OPDRACHTEN:
**a.** Wie is volgens de tekst over het adviesrecht van de gemeenteraad het bevoegd gezag bij een buitenplanse afwijkingsvergunning?
**b.** Neem uit de tekst over het adviesrecht van de gemeenteraad letterlijk het gedeelte over dat begint bij "Bij een buitenplanse" en doorloopt tot en met "wetgever in voorzien.".

PAGINATEKST:
....

3. Adviesrecht van de gemeenteraad

3.1 inleiding

Het kan voorkomen dat bouwinitiatieven niet passen binnen het vastgestelde omgevingsplan, maar wel wenselijk zijn. Bijvoorbeeld als ze bijdragen aan de gemeentelijke lange termijn opgaven. Dan kan hiervoor het omgevingsplan aangepast worden. Dit is echter een langdurige procedure. Er kan ook worden afgeweken met een buitenplanse opa. De gemeenteraad kan categorieën aanwijzen van buitenplanse opa’s, waarbij hij adviesrecht heeft. Deze mogelijkheid staat centraal in dit hoofdstuk.

3.2 afwijken van het omgevingsplan

Bij een buitenplanse afwijkingsvergunning is het college bevoegd gezag. Hiermee kunnen buiten de gemeenteraad om grote projecten vergund worden. Als een initiatief bijvoorbeeld binnen de woonvisie of detailhandelsvisie past dan stuurt de gemeenteraad nog steeds op hoofdlijnen. Als dit niet het geval is of initiatieven liggen maatschappelijk gevoelig dan kan het wenselijk zijn dat de gemeenteraad wel een rol heeft. Daar heeft de wetgever in voorzien.

....

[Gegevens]

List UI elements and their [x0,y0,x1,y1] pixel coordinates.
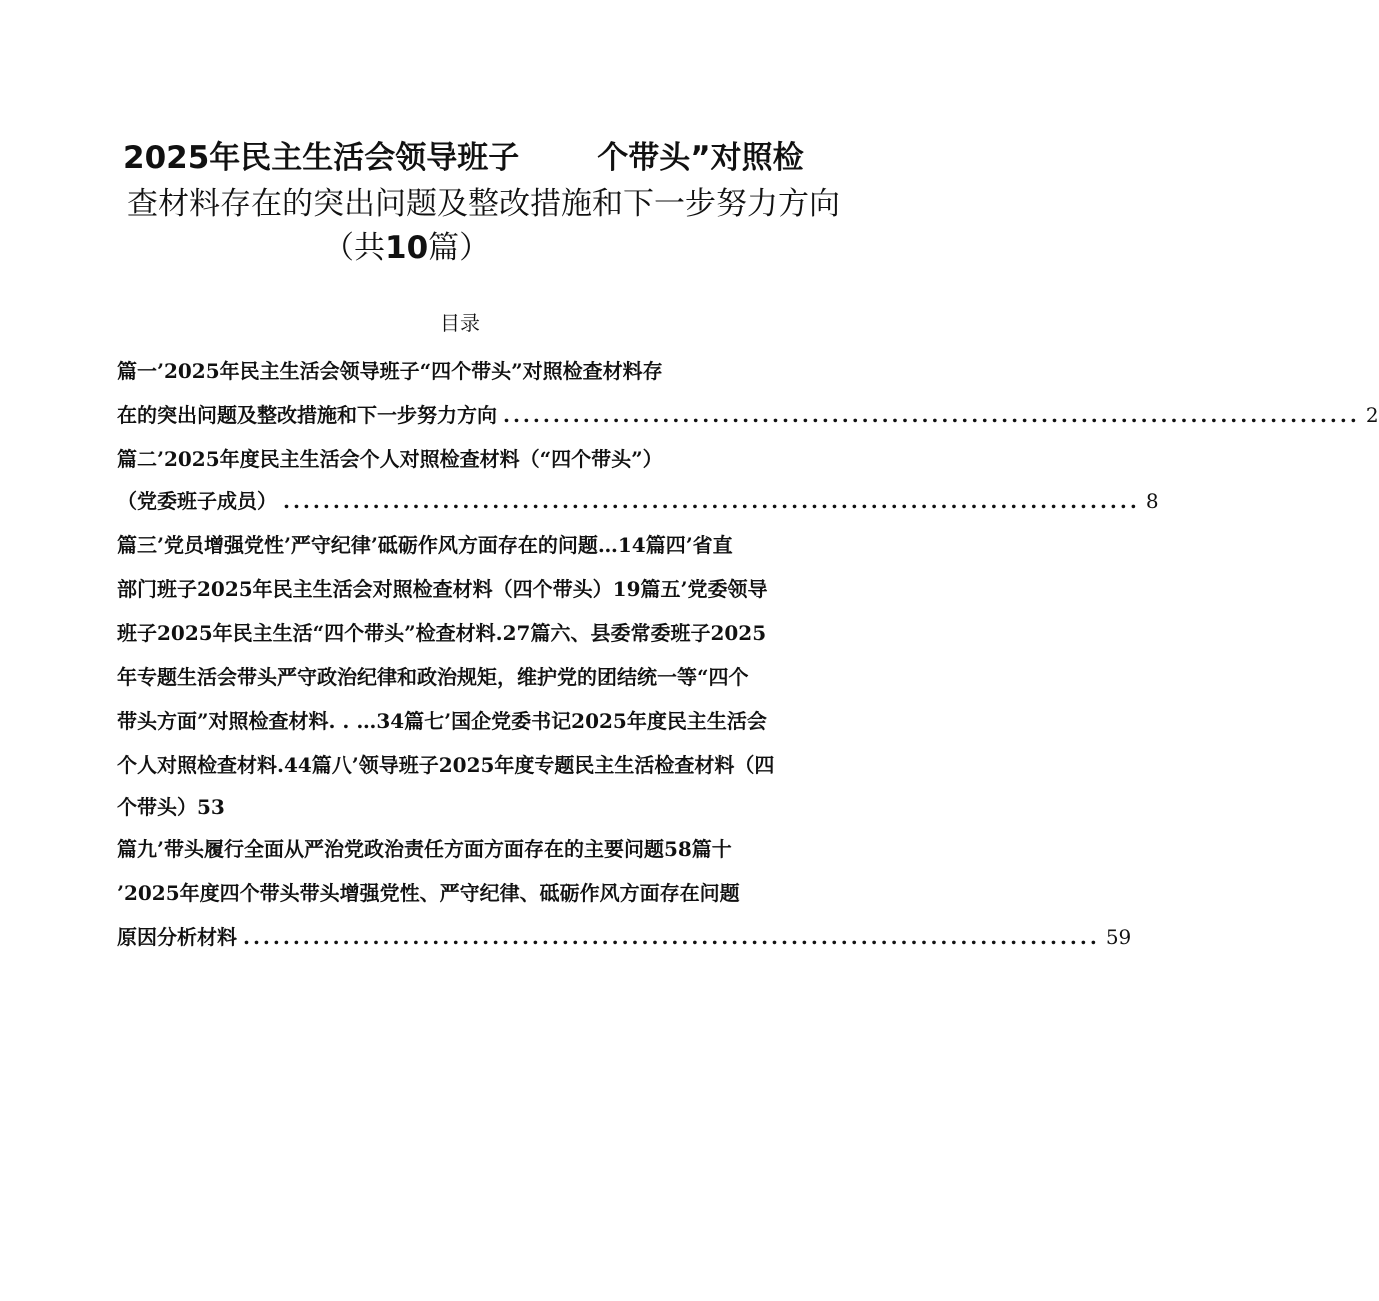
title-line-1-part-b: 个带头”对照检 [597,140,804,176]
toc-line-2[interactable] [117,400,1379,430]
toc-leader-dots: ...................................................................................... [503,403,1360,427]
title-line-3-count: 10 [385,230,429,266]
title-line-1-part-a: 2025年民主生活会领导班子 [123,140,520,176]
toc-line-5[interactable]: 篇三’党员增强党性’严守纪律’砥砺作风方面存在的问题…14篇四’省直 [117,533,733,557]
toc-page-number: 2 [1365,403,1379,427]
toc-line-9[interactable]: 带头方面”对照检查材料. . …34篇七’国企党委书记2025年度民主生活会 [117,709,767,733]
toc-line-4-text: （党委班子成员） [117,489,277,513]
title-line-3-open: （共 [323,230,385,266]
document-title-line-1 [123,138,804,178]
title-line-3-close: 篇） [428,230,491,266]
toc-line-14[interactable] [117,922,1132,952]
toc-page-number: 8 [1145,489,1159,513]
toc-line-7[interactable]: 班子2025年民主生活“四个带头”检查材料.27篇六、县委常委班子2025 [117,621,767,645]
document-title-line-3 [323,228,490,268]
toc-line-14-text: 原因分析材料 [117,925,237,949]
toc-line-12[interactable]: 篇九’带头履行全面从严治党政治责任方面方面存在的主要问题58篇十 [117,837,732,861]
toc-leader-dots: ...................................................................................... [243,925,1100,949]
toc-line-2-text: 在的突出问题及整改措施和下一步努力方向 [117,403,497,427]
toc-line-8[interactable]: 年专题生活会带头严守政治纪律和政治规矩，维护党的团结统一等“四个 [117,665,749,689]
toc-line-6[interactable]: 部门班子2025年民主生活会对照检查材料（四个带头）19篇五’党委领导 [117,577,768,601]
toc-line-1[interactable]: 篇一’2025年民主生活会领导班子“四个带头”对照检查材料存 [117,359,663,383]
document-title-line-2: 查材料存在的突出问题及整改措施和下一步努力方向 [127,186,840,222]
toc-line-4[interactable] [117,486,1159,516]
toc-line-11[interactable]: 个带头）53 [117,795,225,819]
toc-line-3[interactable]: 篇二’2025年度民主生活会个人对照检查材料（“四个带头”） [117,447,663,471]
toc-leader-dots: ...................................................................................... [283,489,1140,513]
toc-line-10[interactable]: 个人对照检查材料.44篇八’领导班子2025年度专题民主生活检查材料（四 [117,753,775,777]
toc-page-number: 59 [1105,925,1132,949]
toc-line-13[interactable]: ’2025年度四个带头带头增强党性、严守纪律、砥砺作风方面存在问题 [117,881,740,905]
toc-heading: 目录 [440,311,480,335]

....

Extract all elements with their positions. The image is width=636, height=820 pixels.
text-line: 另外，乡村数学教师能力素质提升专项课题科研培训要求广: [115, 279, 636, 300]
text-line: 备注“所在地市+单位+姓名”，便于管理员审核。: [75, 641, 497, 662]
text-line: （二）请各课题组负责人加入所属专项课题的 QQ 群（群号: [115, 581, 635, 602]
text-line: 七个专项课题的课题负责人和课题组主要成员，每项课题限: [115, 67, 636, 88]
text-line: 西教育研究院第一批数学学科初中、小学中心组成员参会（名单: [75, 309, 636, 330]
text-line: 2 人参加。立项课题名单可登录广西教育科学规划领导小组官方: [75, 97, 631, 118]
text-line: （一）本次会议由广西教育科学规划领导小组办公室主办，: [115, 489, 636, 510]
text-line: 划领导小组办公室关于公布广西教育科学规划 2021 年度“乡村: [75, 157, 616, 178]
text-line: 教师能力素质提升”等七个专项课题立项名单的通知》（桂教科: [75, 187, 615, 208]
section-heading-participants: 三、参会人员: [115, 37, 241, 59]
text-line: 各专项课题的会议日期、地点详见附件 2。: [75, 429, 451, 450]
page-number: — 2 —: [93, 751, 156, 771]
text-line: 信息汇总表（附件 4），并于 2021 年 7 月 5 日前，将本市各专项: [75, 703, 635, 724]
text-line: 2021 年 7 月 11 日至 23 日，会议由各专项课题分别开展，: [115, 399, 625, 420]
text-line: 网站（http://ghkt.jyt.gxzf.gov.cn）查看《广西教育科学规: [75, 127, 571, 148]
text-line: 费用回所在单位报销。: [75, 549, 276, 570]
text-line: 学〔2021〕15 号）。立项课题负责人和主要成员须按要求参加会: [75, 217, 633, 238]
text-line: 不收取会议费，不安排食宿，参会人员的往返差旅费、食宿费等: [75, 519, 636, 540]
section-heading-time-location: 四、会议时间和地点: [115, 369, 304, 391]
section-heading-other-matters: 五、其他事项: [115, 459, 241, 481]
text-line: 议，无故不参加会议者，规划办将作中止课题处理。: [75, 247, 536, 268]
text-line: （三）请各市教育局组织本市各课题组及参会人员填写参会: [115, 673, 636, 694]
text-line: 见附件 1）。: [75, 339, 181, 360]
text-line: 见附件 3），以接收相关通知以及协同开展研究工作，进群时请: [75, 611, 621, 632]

....

ANTWOORDEN:
**a.** Het college.

**b.**
Bij een buitenplanse afwijkingsvergunning is het college bevoegd gezag. Hiermee kunnen buiten de gemeenteraad om grote projecten vergund worden. Als een initiatief bijvoorbeeld binnen de woonvisie of detailhandelsvisie past dan stuurt de gemeenteraad nog steeds op hoofdlijnen. Als dit niet het geval is of initiatieven liggen maatschappelijk gevoelig dan kan het wenselijk zijn dat de gemeenteraad wel een rol heeft. Daar heeft de wetgever in voorzien.